┌─ Page
Hi Fabrizio,
We have two connections. First, the Zeppelin interpreter opens a
connection to the Zeppelin server to register and to send back the
interpreter output. The Zeppelin server is the CALLBACK_HOST and the
PORT indicates where the Zeppelin server opened the Thrift service for
the Zeppelin interpreter.
An important part of the registration is that the Zeppelin interpreter
tells the Zeppelin server where the interpreter pod has an open Thrifts
server port. This information can be found in the Zeppelin server log
output. Be on the lookout for this message.
https://github.com/apache/zeppelin/blob/master/zeppelin-plugins/launcher/k8s-standard/src/main/java/org/apache/zeppelin/interpreter/launcher/K8sRemoteInterpreterProcess.java#L483
Also note the function ZEPPELIN_K8S_PORTFORWARD, which should help your
Zeppelin server to reach the Zeppelin interpreter in K8s.
└─
┌─ Information supplied
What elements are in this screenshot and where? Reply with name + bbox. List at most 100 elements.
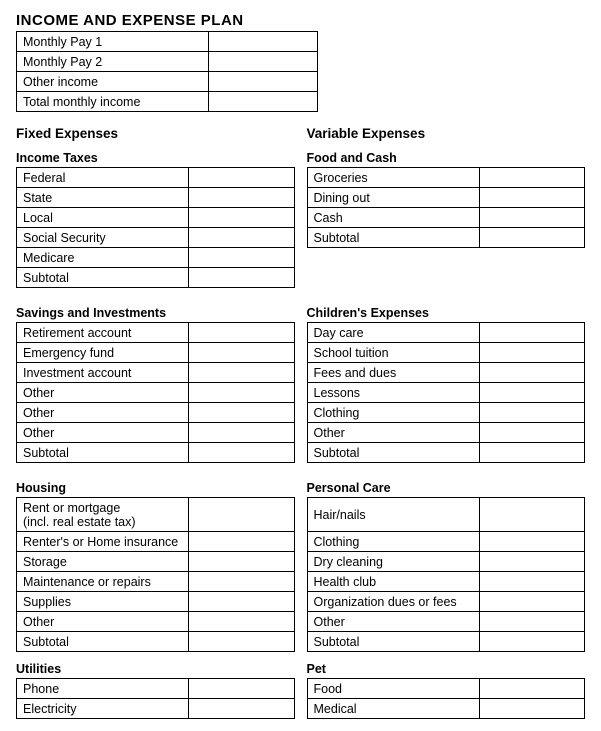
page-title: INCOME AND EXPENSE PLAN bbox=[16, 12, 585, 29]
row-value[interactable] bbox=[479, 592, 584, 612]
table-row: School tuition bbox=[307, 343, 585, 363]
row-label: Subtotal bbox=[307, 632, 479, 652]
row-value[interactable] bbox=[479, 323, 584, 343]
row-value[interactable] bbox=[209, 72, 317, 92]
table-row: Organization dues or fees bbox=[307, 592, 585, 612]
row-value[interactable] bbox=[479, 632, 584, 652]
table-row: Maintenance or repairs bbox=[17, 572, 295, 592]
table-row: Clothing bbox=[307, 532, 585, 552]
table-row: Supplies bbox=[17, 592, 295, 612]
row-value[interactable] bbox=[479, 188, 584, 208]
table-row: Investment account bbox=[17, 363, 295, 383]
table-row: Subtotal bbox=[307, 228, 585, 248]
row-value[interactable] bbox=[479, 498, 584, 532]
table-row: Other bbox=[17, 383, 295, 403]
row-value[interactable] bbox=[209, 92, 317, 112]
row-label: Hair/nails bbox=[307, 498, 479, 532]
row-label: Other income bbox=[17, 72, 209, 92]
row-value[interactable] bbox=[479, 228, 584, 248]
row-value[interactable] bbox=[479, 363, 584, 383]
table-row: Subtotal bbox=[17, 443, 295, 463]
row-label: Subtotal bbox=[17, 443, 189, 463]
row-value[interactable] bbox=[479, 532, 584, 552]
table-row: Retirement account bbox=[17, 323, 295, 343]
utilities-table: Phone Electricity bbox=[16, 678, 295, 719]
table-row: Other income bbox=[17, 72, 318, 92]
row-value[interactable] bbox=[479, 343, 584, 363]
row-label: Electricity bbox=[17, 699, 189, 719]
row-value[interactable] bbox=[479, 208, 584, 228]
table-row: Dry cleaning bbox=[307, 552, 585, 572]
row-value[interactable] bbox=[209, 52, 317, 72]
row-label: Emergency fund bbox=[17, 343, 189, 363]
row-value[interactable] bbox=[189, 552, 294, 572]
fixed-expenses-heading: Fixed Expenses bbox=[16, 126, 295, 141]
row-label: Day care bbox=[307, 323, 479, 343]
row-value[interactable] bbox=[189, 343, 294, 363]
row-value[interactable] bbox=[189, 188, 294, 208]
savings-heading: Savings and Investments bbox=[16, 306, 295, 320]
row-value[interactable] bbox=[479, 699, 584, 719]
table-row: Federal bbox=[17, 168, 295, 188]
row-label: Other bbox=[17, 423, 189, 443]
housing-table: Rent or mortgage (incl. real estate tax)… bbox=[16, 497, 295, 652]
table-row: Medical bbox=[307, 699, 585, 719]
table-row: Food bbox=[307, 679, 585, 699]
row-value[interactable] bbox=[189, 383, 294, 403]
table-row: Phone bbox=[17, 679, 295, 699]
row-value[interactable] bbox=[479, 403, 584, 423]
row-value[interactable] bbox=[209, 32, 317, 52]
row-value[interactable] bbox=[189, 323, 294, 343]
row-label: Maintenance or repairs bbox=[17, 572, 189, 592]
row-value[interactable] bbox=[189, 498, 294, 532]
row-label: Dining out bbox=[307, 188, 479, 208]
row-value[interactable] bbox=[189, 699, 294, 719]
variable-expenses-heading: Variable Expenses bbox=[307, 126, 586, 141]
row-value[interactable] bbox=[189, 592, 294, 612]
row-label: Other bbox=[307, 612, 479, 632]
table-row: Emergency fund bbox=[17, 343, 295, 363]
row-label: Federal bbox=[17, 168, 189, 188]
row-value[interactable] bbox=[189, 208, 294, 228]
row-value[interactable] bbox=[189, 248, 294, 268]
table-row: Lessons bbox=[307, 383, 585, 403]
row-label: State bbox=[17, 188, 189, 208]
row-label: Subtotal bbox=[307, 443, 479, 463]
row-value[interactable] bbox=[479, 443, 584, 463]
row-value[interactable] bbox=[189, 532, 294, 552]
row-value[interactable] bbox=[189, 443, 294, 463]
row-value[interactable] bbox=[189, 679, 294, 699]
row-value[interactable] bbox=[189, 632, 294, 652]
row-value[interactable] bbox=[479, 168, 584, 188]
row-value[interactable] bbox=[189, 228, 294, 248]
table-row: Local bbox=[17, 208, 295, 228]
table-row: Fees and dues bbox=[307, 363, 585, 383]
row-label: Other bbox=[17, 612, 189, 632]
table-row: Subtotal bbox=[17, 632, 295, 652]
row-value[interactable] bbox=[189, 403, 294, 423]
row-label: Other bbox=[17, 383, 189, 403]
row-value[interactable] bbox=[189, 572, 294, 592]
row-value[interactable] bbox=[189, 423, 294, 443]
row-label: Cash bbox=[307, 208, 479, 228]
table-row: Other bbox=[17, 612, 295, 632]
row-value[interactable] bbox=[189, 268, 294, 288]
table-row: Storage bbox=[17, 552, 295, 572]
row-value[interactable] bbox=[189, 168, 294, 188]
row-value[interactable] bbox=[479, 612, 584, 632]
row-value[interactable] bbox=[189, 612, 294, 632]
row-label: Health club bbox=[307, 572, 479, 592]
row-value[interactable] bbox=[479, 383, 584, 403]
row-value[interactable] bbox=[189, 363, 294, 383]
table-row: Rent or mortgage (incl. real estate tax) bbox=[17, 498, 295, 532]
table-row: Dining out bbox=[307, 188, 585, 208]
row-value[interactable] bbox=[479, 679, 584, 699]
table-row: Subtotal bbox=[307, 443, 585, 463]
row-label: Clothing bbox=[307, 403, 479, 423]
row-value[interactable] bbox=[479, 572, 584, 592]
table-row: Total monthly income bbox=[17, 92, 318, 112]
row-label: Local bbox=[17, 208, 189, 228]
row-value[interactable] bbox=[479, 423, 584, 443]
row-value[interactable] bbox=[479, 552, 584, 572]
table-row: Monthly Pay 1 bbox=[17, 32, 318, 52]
└─
┌─ Information supplied
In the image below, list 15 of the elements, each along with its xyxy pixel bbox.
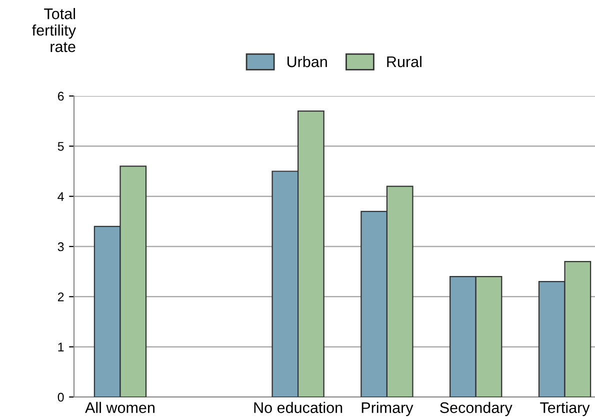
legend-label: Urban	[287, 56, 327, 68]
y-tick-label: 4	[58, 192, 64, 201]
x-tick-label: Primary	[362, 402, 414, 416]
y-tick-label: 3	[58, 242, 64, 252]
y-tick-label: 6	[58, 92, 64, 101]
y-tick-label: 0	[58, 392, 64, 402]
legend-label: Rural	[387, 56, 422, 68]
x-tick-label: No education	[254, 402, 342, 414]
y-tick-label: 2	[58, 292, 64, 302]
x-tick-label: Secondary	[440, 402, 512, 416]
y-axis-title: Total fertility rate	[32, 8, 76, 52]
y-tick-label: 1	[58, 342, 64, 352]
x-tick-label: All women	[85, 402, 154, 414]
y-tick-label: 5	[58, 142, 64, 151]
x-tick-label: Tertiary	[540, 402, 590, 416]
└─
┌─ Information supplied
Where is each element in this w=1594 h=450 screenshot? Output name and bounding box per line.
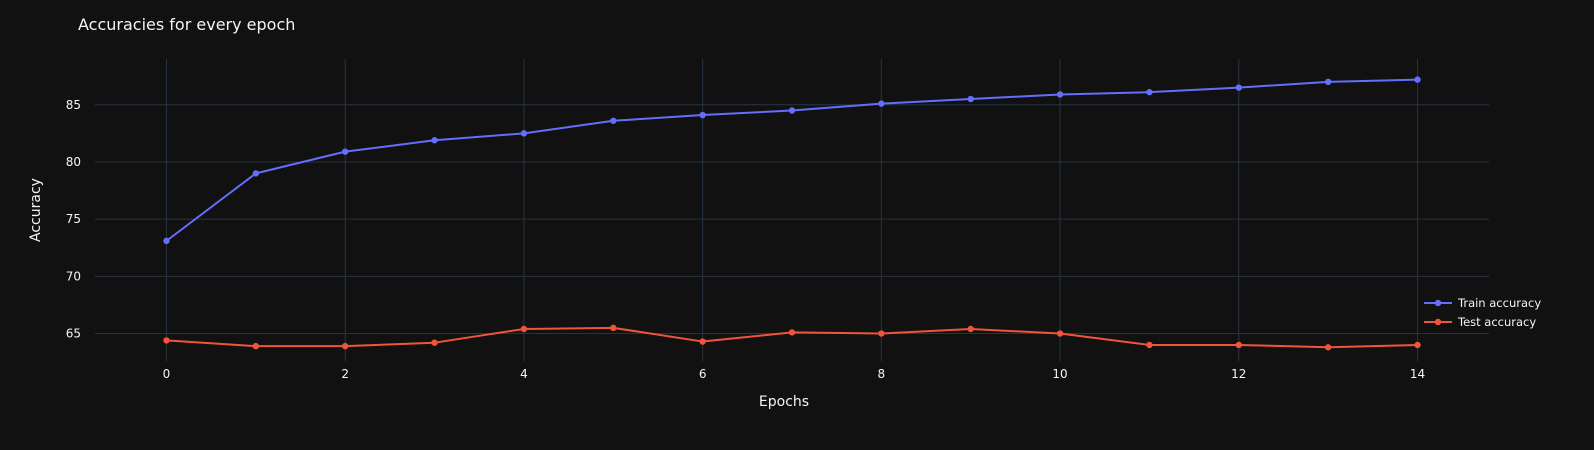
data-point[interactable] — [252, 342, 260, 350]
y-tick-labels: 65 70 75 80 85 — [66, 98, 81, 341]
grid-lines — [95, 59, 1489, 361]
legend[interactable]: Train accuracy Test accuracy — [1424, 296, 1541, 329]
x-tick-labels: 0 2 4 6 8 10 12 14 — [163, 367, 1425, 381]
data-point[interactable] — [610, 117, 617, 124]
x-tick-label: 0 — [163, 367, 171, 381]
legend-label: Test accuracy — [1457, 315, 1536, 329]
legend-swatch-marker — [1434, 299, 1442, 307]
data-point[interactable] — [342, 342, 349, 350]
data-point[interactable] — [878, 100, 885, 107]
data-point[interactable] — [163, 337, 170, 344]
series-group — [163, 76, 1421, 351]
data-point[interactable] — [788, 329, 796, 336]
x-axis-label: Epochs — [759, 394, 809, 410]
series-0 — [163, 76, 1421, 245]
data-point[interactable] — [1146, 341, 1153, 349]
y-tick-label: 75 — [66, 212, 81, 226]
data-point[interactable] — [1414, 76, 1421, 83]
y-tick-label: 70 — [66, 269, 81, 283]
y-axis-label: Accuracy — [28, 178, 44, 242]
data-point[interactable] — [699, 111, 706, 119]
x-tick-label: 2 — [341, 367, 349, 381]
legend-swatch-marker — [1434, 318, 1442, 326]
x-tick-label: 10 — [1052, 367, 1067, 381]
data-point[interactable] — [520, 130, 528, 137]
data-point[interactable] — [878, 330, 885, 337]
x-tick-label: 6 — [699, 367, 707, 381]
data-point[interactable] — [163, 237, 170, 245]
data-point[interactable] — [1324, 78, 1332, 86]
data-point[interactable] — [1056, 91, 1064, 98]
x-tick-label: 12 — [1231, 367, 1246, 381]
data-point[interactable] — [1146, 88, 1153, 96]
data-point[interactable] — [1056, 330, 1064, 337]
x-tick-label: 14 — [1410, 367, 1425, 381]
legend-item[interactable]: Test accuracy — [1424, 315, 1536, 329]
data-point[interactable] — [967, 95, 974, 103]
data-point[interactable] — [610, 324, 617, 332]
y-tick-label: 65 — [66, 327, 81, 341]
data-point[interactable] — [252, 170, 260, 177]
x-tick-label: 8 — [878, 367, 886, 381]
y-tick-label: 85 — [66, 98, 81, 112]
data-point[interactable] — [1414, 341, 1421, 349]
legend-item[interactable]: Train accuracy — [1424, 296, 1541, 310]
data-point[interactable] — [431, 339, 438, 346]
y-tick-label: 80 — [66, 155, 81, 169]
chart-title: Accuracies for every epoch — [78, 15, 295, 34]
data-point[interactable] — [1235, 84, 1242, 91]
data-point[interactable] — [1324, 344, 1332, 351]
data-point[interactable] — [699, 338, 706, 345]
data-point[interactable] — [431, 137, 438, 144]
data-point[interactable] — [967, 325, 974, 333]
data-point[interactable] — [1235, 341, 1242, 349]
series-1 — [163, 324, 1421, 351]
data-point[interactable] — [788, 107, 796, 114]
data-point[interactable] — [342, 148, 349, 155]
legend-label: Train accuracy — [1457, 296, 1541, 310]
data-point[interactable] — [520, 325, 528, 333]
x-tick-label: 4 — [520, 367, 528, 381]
└─
* _Problems_
1. According to the Zeppelin message, which component is the CALLBACK_HOST?
2. Transcribe everything in the Zeppelin message from "An important part" down to "for this message.".
Rely only on the Zeppelin message for what follows.

* _Responses_
1. The Zeppelin server.

2.
An important part of the registration is that the Zeppelin interpreter
tells the Zeppelin server where the interpreter pod has an open Thrifts
server port. This information can be found in the Zeppelin server log
output. Be on the lookout for this message.